** What this task involves **
Pull out all lines from the listing below in which the word "comunicação" appears.

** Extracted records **
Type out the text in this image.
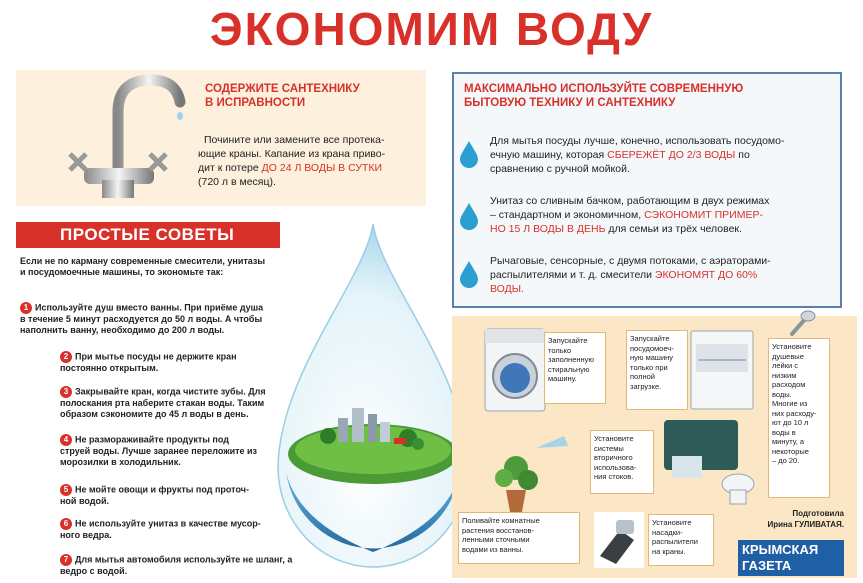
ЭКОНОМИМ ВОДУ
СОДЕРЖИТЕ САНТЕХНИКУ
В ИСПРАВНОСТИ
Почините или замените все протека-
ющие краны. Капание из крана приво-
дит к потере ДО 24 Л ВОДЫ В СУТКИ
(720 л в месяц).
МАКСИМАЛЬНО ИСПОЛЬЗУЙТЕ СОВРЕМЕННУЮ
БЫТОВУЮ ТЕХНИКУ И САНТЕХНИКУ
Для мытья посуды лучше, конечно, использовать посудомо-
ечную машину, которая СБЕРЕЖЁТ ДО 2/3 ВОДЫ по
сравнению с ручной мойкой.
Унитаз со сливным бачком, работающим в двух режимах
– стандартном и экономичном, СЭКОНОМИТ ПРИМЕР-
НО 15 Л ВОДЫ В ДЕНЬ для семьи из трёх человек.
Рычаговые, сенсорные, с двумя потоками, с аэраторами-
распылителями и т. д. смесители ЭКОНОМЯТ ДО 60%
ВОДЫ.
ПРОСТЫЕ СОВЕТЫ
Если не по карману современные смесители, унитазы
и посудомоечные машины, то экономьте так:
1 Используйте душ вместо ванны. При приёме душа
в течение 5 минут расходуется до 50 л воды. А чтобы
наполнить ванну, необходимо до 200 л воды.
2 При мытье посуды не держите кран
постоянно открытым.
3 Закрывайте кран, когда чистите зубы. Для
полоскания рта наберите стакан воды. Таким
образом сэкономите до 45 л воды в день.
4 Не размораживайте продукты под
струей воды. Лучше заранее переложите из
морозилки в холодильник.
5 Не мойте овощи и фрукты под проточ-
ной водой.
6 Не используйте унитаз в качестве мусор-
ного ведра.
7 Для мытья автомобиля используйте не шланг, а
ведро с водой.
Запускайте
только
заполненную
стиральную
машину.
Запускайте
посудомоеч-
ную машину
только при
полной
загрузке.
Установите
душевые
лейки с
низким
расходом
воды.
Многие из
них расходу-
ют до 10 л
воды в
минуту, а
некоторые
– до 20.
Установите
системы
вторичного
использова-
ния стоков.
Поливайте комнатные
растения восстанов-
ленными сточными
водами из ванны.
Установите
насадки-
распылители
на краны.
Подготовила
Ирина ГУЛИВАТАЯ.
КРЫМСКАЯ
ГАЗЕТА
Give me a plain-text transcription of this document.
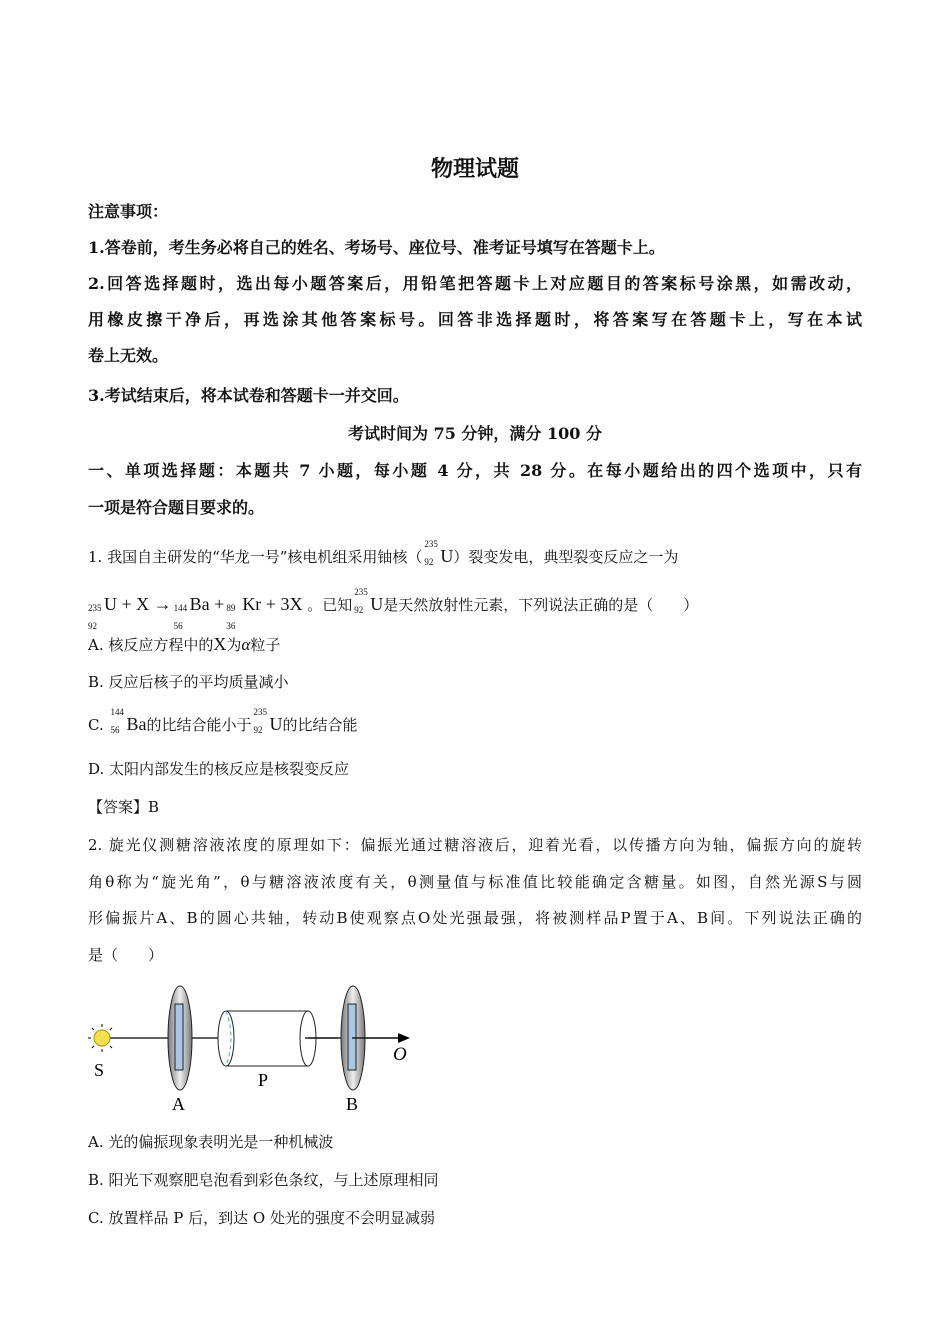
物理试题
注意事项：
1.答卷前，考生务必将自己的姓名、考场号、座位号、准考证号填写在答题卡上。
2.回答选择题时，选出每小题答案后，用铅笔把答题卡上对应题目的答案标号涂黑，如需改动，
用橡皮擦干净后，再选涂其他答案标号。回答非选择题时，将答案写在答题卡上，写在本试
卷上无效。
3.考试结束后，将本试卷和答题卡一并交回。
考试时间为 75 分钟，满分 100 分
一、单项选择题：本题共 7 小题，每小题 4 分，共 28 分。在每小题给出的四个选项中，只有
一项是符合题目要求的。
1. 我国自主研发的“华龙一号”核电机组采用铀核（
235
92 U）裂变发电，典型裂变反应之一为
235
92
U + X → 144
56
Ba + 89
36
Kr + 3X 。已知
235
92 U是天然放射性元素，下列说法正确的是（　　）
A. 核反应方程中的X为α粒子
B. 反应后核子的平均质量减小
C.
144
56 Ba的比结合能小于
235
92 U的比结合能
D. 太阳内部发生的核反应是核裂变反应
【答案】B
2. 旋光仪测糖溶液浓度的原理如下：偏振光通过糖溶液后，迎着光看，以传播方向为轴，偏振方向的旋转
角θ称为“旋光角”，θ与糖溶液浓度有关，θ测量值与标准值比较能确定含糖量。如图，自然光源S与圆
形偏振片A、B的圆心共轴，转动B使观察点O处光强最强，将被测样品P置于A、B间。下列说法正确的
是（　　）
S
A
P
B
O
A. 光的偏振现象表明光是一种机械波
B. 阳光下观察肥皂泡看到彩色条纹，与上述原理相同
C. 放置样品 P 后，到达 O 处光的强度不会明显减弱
--
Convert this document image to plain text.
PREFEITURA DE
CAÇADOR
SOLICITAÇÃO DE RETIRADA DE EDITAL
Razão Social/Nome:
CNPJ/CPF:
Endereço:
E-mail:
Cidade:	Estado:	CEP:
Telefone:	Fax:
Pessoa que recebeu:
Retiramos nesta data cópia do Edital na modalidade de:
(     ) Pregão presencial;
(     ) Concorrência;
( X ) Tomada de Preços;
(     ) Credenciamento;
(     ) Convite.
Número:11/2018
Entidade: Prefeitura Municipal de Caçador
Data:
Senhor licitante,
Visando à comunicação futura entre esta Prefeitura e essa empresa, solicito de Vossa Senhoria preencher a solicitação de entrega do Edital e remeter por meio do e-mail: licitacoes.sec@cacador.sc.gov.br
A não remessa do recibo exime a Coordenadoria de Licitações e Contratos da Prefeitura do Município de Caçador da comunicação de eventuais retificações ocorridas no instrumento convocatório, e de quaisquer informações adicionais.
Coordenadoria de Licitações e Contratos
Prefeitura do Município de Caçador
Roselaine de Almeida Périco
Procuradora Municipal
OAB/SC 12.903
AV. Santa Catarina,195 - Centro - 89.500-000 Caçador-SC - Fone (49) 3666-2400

** Task output **
Visando à comunicação futura entre esta Prefeitura e essa empresa, solicito de Vossa Senhoria preencher a solicitação de entrega do Edital e remeter por meio do e-mail: licitacoes.sec@cacador.sc.gov.br
A não remessa do recibo exime a Coordenadoria de Licitações e Contratos da Prefeitura do Município de Caçador da comunicação de eventuais retificações ocorridas no instrumento convocatório, e de quaisquer informações adicionais.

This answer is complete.